▶ **PROVIDED DATA**
◇ ◇ ◇ ◇ ◇ ◇ ◇

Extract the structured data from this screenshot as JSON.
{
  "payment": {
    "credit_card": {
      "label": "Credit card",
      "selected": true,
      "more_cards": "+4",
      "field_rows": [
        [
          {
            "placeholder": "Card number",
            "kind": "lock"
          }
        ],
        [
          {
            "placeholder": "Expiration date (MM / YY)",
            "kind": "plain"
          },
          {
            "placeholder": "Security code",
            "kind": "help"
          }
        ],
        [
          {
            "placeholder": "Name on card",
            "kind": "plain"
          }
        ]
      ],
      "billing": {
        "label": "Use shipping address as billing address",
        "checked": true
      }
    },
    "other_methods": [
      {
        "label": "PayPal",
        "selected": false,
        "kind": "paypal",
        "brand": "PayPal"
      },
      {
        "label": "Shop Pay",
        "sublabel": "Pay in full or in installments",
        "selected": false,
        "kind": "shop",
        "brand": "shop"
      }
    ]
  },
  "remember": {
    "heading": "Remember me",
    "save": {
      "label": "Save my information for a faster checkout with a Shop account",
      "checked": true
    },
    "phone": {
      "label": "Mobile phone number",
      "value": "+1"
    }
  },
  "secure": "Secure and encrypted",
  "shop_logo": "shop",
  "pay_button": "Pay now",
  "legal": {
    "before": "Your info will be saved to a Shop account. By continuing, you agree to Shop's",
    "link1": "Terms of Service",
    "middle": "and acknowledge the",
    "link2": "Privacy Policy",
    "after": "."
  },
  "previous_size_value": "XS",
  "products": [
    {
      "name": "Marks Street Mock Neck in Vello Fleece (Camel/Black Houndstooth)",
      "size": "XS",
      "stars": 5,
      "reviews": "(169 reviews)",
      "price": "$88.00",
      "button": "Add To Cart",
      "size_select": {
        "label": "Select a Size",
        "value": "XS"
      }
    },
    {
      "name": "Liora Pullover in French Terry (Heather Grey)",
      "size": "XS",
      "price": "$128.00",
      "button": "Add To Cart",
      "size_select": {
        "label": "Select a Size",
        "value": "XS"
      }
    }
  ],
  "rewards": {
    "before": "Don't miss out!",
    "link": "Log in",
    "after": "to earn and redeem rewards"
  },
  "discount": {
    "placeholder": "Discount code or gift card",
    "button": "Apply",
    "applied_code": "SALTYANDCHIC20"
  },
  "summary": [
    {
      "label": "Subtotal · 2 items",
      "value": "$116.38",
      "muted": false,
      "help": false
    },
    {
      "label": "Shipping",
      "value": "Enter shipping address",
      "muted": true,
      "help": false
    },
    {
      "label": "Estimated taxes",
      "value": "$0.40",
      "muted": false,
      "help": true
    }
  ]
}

◇ ◇ ◇ ◇ ◇ ◇ ◇

▶ **YOUR GOAL**
Set down all of the records shown above once more, exactly.

▶ **COMPLETE OUTPUT**
Extract the structured data from this screenshot as JSON.
{
  "payment": {
    "credit_card": {
      "label": "Credit card",
      "selected": true,
      "more_cards": "+4",
      "field_rows": [
        [
          {
            "placeholder": "Card number",
            "kind": "lock"
          }
        ],
        [
          {
            "placeholder": "Expiration date (MM / YY)",
            "kind": "plain"
          },
          {
            "placeholder": "Security code",
            "kind": "help"
          }
        ],
        [
          {
            "placeholder": "Name on card",
            "kind": "plain"
          }
        ]
      ],
      "billing": {
        "label": "Use shipping address as billing address",
        "checked": true
      }
    },
    "other_methods": [
      {
        "label": "PayPal",
        "selected": false,
        "kind": "paypal",
        "brand": "PayPal"
      },
      {
        "label": "Shop Pay",
        "sublabel": "Pay in full or in installments",
        "selected": false,
        "kind": "shop",
        "brand": "shop"
      }
    ]
  },
  "remember": {
    "heading": "Remember me",
    "save": {
      "label": "Save my information for a faster checkout with a Shop account",
      "checked": true
    },
    "phone": {
      "label": "Mobile phone number",
      "value": "+1"
    }
  },
  "secure": "Secure and encrypted",
  "shop_logo": "shop",
  "pay_button": "Pay now",
  "legal": {
    "before": "Your info will be saved to a Shop account. By continuing, you agree to Shop's",
    "link1": "Terms of Service",
    "middle": "and acknowledge the",
    "link2": "Privacy Policy",
    "after": "."
  },
  "previous_size_value": "XS",
  "products": [
    {
      "name": "Marks Street Mock Neck in Vello Fleece (Camel/Black Houndstooth)",
      "size": "XS",
      "stars": 5,
      "reviews": "(169 reviews)",
      "price": "$88.00",
      "button": "Add To Cart",
      "size_select": {
        "label": "Select a Size",
        "value": "XS"
      }
    },
    {
      "name": "Liora Pullover in French Terry (Heather Grey)",
      "size": "XS",
      "price": "$128.00",
      "button": "Add To Cart",
      "size_select": {
        "label": "Select a Size",
        "value": "XS"
      }
    }
  ],
  "rewards": {
    "before": "Don't miss out!",
    "link": "Log in",
    "after": "to earn and redeem rewards"
  },
  "discount": {
    "placeholder": "Discount code or gift card",
    "button": "Apply",
    "applied_code": "SALTYANDCHIC20"
  },
  "summary": [
    {
      "label": "Subtotal · 2 items",
      "value": "$116.38",
      "muted": false,
      "help": false
    },
    {
      "label": "Shipping",
      "value": "Enter shipping address",
      "muted": true,
      "help": false
    },
    {
      "label": "Estimated taxes",
      "value": "$0.40",
      "muted": false,
      "help": true
    }
  ]
}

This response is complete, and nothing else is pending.